▼▼▼
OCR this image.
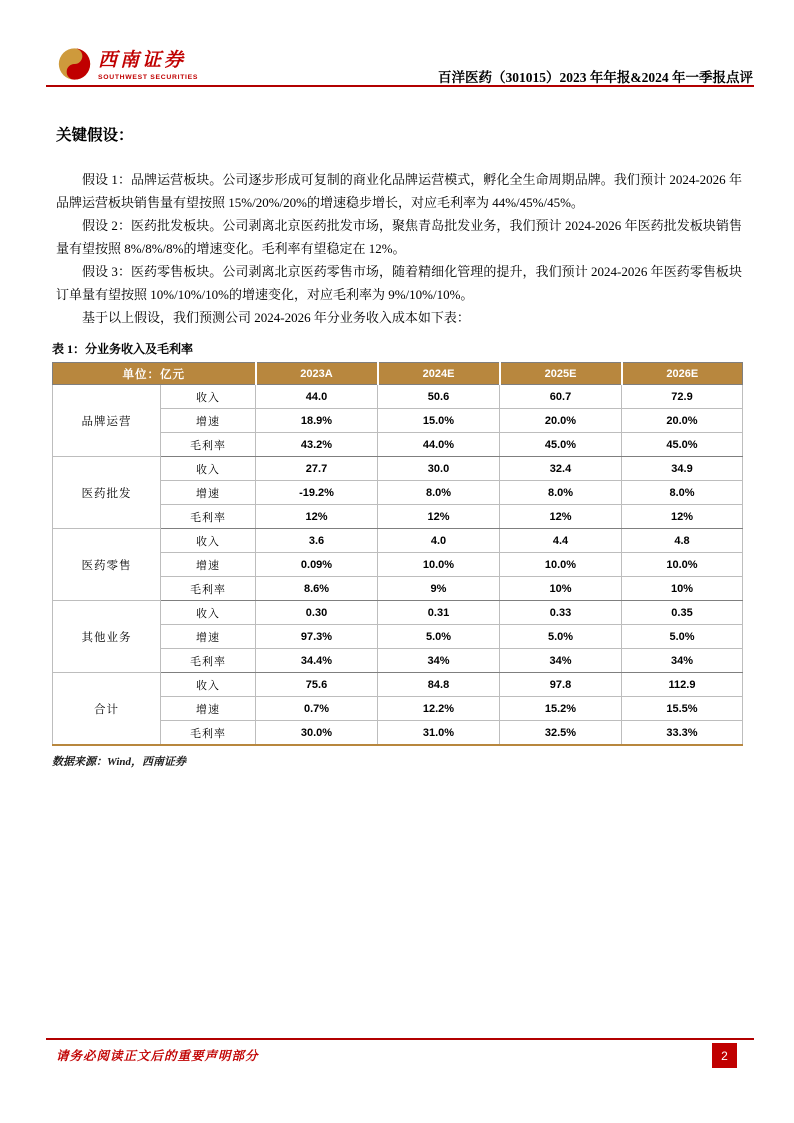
西南证券
SOUTHWEST SECURITIES	百洋医药（301015）2023 年年报&2024 年一季报点评
关键假设：

假设 1：品牌运营板块。公司逐步形成可复制的商业化品牌运营模式，孵化全生命周期品牌。我们预计 2024-2026 年品牌运营板块销售量有望按照 15%/20%/20%的增速稳步增长，对应毛利率为 44%/45%/45%。

假设 2：医药批发板块。公司剥离北京医药批发市场，聚焦青岛批发业务，我们预计 2024-2026 年医药批发板块销售量有望按照 8%/8%/8%的增速变化。毛利率有望稳定在 12%。

假设 3：医药零售板块。公司剥离北京医药零售市场，随着精细化管理的提升，我们预计 2024-2026 年医药零售板块订单量有望按照 10%/10%/10%的增速变化，对应毛利率为 9%/10%/10%。

基于以上假设，我们预测公司 2024-2026 年分业务收入成本如下表：

表 1：分业务收入及毛利率
单位：亿元		2023A	2024E	2025E	2026E
品牌运营	收入	44.0	50.6	60.7	72.9
	增速	18.9%	15.0%	20.0%	20.0%
	毛利率	43.2%	44.0%	45.0%	45.0%
医药批发	收入	27.7	30.0	32.4	34.9
	增速	-19.2%	8.0%	8.0%	8.0%
	毛利率	12%	12%	12%	12%
医药零售	收入	3.6	4.0	4.4	4.8
	增速	0.09%	10.0%	10.0%	10.0%
	毛利率	8.6%	9%	10%	10%
其他业务	收入	0.30	0.31	0.33	0.35
	增速	97.3%	5.0%	5.0%	5.0%
	毛利率	34.4%	34%	34%	34%
合计	收入	75.6	84.8	97.8	112.9
	增速	0.7%	12.2%	15.2%	15.5%
	毛利率	30.0%	31.0%	32.5%	33.3%
数据来源：Wind，西南证券
请务必阅读正文后的重要声明部分	2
▲▲▲
--- Stated exercise ---
Nothing in the entries should change as you copy them, except that the pictures are left out.

--- Result of this task ---
OCR this image.
西南证券
SOUTHWEST SECURITIES	百洋医药（301015）2023 年年报&2024 年一季报点评
关键假设：

假设 1：品牌运营板块。公司逐步形成可复制的商业化品牌运营模式，孵化全生命周期品牌。我们预计 2024-2026 年品牌运营板块销售量有望按照 15%/20%/20%的增速稳步增长，对应毛利率为 44%/45%/45%。

假设 2：医药批发板块。公司剥离北京医药批发市场，聚焦青岛批发业务，我们预计 2024-2026 年医药批发板块销售量有望按照 8%/8%/8%的增速变化。毛利率有望稳定在 12%。

假设 3：医药零售板块。公司剥离北京医药零售市场，随着精细化管理的提升，我们预计 2024-2026 年医药零售板块订单量有望按照 10%/10%/10%的增速变化，对应毛利率为 9%/10%/10%。

基于以上假设，我们预测公司 2024-2026 年分业务收入成本如下表：

表 1：分业务收入及毛利率
单位：亿元		2023A	2024E	2025E	2026E
品牌运营	收入	44.0	50.6	60.7	72.9
	增速	18.9%	15.0%	20.0%	20.0%
	毛利率	43.2%	44.0%	45.0%	45.0%
医药批发	收入	27.7	30.0	32.4	34.9
	增速	-19.2%	8.0%	8.0%	8.0%
	毛利率	12%	12%	12%	12%
医药零售	收入	3.6	4.0	4.4	4.8
	增速	0.09%	10.0%	10.0%	10.0%
	毛利率	8.6%	9%	10%	10%
其他业务	收入	0.30	0.31	0.33	0.35
	增速	97.3%	5.0%	5.0%	5.0%
	毛利率	34.4%	34%	34%	34%
合计	收入	75.6	84.8	97.8	112.9
	增速	0.7%	12.2%	15.2%	15.5%
	毛利率	30.0%	31.0%	32.5%	33.3%
数据来源：Wind，西南证券
请务必阅读正文后的重要声明部分	2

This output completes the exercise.